--- START Raw data ---

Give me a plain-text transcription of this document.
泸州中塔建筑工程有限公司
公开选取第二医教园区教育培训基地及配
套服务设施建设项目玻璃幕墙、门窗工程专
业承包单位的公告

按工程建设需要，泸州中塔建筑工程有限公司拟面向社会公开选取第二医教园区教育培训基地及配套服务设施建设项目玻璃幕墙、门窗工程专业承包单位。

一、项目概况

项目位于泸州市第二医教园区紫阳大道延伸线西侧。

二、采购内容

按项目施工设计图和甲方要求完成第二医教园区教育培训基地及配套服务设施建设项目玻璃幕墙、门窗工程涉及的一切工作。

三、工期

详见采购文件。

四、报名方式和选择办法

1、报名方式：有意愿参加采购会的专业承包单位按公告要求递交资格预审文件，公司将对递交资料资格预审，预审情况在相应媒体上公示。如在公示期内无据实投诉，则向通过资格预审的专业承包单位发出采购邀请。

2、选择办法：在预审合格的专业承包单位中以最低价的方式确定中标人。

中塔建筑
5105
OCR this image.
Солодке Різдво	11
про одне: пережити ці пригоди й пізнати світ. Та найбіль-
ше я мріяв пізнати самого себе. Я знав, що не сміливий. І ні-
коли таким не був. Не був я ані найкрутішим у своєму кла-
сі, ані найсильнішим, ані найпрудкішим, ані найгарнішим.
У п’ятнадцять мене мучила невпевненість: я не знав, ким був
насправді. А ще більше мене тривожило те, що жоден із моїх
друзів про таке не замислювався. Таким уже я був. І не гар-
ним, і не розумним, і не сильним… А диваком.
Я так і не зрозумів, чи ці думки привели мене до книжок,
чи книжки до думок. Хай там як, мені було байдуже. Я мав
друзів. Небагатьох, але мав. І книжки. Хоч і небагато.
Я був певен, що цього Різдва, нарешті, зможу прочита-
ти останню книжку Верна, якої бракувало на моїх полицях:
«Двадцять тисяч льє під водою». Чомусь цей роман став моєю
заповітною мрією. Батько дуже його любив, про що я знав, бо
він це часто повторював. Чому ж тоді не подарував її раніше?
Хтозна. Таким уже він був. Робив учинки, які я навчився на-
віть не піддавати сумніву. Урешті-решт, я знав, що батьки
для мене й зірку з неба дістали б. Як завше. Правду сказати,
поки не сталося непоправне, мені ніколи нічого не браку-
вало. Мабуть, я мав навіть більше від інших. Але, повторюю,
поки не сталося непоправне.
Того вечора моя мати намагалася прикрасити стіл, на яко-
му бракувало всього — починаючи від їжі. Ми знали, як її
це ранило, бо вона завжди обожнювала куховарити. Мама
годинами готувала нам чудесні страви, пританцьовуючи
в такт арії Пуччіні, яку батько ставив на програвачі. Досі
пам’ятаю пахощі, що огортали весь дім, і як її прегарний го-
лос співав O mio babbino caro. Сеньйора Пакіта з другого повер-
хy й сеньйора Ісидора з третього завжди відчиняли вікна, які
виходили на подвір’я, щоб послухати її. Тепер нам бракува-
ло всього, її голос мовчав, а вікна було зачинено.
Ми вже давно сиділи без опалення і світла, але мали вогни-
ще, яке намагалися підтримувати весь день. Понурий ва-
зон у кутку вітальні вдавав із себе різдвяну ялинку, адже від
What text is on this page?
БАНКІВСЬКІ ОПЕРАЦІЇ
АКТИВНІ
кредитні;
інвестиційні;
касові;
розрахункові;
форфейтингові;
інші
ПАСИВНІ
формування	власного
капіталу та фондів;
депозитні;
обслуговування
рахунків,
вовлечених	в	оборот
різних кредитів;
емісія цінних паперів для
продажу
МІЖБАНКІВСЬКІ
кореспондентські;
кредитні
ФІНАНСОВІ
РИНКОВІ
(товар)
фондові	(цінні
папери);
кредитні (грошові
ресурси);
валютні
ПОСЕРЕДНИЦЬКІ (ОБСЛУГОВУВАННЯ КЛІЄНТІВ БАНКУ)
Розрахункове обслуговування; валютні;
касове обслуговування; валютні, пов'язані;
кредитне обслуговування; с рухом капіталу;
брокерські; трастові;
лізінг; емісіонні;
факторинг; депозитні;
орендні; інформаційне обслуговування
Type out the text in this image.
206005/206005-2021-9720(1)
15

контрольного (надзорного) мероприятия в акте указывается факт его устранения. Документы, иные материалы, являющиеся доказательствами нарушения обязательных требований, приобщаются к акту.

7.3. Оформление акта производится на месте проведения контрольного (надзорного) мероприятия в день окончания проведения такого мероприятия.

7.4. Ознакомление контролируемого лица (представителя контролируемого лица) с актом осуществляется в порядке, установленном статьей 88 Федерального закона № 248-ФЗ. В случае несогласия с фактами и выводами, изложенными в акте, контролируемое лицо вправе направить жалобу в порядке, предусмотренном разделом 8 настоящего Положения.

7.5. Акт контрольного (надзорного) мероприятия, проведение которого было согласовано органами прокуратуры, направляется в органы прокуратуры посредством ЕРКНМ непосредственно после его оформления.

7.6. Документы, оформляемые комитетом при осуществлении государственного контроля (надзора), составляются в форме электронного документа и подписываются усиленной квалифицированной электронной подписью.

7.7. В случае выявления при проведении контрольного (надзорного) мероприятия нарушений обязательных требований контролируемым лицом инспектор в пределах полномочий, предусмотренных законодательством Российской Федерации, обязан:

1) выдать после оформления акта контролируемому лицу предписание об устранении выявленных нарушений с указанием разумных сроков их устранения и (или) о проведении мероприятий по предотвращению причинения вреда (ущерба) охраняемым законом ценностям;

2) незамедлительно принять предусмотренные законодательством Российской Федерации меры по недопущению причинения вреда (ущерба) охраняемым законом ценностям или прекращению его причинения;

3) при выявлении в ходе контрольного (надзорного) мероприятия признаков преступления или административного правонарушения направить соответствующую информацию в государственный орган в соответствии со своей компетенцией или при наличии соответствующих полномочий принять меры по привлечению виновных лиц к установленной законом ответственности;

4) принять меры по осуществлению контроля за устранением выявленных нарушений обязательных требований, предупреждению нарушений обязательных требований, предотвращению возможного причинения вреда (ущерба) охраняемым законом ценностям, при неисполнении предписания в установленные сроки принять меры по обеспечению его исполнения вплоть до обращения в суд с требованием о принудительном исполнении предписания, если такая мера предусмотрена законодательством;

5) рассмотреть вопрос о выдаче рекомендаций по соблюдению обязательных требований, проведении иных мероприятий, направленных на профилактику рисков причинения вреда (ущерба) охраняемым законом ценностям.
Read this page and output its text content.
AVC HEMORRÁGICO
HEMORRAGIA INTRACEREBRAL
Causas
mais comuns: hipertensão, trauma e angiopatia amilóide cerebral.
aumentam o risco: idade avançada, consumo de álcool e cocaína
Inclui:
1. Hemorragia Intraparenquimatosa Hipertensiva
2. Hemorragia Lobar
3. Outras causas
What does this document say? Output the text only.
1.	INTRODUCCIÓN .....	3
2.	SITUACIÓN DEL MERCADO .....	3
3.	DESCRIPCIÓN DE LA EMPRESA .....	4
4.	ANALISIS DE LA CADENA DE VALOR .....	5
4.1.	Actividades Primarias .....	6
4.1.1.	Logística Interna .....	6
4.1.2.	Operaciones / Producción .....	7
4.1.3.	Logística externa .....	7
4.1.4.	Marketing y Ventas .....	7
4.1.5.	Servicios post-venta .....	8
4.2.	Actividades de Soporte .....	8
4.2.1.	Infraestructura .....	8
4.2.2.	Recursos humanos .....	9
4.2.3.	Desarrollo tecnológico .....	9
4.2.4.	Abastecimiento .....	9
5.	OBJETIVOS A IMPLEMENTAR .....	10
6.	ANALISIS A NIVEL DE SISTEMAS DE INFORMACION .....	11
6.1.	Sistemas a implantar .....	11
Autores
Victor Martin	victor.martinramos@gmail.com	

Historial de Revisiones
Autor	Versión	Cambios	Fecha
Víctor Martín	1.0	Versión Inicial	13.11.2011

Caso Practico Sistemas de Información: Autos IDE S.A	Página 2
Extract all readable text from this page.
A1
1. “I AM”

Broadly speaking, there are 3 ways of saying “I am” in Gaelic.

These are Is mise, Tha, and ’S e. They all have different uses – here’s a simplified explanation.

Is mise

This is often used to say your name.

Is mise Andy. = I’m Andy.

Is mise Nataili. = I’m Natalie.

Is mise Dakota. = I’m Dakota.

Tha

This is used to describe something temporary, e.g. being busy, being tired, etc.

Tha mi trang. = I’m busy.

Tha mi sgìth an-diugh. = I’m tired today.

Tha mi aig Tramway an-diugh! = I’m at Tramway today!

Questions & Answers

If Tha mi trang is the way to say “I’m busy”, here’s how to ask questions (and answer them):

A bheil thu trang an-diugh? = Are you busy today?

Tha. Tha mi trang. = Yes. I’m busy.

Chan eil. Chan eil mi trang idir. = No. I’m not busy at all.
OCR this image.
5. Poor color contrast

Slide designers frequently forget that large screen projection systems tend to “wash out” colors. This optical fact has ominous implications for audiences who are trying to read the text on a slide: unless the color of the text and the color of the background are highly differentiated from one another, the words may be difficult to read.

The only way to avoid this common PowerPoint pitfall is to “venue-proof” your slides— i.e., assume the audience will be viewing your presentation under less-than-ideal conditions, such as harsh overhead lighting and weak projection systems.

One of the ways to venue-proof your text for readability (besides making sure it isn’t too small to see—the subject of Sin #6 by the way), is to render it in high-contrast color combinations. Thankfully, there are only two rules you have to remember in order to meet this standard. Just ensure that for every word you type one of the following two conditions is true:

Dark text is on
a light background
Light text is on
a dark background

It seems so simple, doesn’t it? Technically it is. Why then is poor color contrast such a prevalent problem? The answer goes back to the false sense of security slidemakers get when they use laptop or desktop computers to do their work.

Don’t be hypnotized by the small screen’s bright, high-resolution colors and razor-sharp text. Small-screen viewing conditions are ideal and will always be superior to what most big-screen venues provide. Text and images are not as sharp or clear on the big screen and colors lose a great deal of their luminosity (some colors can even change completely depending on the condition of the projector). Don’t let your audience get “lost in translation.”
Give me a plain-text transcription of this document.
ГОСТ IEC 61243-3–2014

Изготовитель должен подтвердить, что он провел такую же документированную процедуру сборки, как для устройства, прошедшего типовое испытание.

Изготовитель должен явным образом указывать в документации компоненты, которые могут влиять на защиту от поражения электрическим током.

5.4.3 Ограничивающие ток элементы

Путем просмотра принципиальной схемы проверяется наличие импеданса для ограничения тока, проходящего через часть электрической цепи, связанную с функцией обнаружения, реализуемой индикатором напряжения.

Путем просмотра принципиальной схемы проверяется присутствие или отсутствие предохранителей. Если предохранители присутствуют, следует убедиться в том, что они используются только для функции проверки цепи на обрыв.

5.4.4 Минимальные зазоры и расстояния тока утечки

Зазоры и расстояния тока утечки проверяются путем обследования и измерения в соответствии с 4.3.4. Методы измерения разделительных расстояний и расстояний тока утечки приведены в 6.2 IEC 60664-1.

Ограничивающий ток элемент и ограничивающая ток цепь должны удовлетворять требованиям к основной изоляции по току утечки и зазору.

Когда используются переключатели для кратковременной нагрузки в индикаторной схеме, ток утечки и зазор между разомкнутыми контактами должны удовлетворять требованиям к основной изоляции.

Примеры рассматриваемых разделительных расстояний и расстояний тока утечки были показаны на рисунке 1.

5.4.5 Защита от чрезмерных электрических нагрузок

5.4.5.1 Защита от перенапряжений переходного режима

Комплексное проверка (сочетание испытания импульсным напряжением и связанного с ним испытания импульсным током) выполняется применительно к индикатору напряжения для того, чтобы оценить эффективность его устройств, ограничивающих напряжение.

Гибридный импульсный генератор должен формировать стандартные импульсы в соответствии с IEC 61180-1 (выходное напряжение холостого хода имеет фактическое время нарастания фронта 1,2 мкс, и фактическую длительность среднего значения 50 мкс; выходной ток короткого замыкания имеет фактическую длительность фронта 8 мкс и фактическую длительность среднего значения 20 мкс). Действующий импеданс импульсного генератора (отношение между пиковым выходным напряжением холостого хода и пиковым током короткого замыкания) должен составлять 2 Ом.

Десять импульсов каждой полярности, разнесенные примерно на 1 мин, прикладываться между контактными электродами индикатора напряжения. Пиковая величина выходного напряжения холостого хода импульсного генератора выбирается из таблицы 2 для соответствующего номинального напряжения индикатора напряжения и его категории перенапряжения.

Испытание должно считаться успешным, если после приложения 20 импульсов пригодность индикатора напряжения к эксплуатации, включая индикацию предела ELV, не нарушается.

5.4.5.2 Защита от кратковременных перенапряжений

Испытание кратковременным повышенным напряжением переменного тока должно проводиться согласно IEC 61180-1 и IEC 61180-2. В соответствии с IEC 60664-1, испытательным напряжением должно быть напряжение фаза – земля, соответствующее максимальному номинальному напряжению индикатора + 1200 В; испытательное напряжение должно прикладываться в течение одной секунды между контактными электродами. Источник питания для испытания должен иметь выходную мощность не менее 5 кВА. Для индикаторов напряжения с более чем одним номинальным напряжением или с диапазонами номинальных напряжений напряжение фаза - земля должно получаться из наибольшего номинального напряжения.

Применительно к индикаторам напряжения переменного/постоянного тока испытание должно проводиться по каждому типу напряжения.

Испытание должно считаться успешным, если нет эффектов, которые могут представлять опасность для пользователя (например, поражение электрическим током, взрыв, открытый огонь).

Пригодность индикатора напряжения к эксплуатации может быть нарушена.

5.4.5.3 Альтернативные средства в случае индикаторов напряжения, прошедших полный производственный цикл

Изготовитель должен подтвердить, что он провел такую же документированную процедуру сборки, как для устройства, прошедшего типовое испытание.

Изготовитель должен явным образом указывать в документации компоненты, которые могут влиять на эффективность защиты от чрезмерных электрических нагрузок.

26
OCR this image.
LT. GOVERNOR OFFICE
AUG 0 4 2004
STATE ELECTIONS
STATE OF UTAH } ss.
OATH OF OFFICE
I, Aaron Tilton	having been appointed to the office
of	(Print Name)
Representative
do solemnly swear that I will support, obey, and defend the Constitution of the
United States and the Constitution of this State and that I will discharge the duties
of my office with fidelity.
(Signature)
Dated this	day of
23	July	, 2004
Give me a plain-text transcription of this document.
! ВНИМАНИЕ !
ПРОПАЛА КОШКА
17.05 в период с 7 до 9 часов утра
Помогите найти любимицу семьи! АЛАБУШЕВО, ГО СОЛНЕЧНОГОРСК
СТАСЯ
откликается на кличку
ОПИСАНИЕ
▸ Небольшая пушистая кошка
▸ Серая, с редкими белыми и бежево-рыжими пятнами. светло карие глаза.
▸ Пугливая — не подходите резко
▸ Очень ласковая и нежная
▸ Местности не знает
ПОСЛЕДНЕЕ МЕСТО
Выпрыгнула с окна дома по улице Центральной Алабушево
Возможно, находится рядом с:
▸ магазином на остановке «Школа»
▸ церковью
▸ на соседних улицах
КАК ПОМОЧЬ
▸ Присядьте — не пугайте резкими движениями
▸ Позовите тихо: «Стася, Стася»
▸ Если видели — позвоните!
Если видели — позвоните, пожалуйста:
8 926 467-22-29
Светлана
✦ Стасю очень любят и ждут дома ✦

--- END Raw data ---

(The request) From the entries above, copy out every line where the string "полномочий" appears.

(Full solution)
7.7. В случае выявления при проведении контрольного (надзорного) мероприятия нарушений обязательных требований контролируемым лицом инспектор в пределах полномочий, предусмотренных законодательством Российской Федерации, обязан:
3) при выявлении в ходе контрольного (надзорного) мероприятия признаков преступления или административного правонарушения направить соответствующую информацию в государственный орган в соответствии со своей компетенцией или при наличии соответствующих полномочий принять меры по привлечению виновных лиц к установленной законом ответственности;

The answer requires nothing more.